SHORT PROBLEM -> Find each line containing the string "color". Copy it.

MATERIAL TO PROCESS ->
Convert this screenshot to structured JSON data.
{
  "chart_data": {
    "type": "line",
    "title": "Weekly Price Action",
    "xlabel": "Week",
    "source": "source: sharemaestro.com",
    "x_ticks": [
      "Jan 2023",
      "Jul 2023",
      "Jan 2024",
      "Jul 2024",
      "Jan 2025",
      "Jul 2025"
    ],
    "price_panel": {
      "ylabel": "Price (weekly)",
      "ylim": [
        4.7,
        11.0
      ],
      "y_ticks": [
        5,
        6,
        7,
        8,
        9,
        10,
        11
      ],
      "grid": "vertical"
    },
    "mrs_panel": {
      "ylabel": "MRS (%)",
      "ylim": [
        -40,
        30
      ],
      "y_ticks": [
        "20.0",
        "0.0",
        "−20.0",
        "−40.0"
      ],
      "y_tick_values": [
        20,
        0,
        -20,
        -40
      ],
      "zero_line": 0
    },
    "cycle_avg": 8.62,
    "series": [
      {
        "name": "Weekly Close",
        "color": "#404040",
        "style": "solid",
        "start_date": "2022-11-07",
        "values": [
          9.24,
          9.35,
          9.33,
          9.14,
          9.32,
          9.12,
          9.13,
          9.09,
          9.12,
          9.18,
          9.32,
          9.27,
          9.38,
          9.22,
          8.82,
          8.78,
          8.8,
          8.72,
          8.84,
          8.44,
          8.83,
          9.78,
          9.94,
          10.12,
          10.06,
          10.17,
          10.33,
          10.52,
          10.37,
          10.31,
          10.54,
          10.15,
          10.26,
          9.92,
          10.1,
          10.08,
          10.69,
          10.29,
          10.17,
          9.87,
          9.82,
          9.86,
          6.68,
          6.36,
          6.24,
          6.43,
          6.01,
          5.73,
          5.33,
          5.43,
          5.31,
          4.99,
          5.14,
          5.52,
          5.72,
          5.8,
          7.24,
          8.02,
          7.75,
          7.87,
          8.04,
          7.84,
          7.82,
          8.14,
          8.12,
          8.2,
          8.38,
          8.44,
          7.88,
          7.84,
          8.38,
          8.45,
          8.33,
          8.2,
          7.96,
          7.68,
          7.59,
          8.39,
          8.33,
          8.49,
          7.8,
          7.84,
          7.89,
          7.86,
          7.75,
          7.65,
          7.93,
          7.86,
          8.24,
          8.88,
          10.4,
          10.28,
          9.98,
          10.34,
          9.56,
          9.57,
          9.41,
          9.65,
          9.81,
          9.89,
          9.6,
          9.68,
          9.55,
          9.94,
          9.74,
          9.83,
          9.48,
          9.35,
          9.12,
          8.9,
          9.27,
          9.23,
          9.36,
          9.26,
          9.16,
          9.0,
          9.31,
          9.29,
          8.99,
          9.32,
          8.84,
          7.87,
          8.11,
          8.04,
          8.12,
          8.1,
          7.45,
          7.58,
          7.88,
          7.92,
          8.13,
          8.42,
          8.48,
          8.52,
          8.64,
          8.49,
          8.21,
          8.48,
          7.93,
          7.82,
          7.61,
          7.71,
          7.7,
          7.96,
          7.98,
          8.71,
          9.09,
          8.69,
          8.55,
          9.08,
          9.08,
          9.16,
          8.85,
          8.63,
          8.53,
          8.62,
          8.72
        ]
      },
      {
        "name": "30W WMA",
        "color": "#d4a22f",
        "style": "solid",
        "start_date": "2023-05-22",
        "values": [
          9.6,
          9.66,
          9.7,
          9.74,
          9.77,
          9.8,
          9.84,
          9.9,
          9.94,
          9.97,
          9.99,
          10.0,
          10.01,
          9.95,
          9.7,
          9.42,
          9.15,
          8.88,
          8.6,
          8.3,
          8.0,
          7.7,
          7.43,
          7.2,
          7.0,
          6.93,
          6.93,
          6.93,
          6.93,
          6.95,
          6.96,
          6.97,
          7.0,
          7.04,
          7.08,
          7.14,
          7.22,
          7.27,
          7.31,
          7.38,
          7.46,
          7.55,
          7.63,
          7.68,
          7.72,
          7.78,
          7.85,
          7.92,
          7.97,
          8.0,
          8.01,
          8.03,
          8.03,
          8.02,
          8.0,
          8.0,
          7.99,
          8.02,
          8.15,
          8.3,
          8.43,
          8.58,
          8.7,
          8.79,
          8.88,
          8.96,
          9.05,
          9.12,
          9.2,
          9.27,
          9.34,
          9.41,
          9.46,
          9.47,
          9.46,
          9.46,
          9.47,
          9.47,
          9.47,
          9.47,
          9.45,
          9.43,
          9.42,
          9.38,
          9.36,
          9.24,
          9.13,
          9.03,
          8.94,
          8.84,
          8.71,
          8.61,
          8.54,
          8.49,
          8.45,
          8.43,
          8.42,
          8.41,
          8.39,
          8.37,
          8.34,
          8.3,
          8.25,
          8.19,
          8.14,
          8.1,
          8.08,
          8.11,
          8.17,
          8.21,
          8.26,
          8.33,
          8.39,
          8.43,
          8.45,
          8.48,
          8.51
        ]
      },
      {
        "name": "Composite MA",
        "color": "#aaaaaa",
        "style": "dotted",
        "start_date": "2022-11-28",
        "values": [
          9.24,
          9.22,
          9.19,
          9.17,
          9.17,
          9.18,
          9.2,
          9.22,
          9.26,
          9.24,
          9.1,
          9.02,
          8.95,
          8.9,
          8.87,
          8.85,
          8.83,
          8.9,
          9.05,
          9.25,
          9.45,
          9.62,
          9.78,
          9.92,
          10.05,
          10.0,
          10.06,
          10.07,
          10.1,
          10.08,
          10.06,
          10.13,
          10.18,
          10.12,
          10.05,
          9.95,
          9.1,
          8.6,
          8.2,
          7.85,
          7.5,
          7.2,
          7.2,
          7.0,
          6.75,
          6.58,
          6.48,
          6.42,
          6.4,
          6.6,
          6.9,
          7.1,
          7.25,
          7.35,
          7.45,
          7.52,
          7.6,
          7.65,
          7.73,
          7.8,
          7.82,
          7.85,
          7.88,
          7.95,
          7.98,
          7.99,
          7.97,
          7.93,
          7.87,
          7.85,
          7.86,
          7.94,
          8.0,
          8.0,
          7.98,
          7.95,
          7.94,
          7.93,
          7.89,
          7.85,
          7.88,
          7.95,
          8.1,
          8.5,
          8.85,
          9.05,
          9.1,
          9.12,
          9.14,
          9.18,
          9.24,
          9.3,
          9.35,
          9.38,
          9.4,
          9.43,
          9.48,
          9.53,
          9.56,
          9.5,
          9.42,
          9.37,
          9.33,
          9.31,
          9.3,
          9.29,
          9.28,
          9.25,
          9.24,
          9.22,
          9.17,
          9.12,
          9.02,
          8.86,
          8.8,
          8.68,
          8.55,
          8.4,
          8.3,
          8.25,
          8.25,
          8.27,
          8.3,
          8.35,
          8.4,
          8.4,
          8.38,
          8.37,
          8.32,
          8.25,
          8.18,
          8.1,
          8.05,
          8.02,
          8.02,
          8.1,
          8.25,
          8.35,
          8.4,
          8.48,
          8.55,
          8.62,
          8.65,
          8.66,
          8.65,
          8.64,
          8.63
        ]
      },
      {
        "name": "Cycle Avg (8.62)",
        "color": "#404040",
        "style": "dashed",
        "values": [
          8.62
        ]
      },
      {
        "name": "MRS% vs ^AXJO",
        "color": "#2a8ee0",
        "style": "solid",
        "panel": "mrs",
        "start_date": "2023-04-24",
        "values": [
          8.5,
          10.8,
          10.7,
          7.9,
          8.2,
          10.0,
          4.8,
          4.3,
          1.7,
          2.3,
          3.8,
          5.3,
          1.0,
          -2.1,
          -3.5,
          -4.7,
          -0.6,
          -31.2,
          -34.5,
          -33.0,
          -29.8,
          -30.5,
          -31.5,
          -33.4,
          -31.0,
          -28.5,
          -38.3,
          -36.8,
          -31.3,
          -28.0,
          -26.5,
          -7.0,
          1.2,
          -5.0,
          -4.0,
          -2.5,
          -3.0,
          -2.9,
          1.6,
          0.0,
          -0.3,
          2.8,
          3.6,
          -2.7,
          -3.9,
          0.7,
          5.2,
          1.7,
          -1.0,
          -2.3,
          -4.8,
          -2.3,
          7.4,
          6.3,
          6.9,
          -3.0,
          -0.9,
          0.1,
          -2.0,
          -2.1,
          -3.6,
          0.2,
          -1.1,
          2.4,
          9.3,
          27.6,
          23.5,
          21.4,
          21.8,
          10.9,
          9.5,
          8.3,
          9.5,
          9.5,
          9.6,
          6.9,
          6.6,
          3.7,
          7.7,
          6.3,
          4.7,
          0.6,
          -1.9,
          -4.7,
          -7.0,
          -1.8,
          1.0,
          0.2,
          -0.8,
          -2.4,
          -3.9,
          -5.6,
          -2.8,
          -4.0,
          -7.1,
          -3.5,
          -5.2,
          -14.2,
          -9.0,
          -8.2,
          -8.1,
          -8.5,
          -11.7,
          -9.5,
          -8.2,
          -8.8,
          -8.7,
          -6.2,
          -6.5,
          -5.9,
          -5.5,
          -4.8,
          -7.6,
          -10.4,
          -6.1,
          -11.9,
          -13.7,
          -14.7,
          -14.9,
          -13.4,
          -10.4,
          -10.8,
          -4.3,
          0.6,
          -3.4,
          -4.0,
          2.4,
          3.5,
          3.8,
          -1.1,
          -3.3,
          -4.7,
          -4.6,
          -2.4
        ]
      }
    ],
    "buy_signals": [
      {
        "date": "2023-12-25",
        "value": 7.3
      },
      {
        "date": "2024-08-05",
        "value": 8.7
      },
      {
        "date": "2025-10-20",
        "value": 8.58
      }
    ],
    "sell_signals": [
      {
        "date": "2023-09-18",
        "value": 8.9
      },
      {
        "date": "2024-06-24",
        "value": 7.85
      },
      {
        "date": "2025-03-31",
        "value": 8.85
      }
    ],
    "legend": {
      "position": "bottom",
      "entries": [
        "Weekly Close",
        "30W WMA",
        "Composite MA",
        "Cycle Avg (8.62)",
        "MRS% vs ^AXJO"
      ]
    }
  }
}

RESULT OF THE EXERCISE ->
        "color": "#404040",
        "color": "#d4a22f",
        "color": "#aaaaaa",
        "color": "#404040",
        "color": "#2a8ee0",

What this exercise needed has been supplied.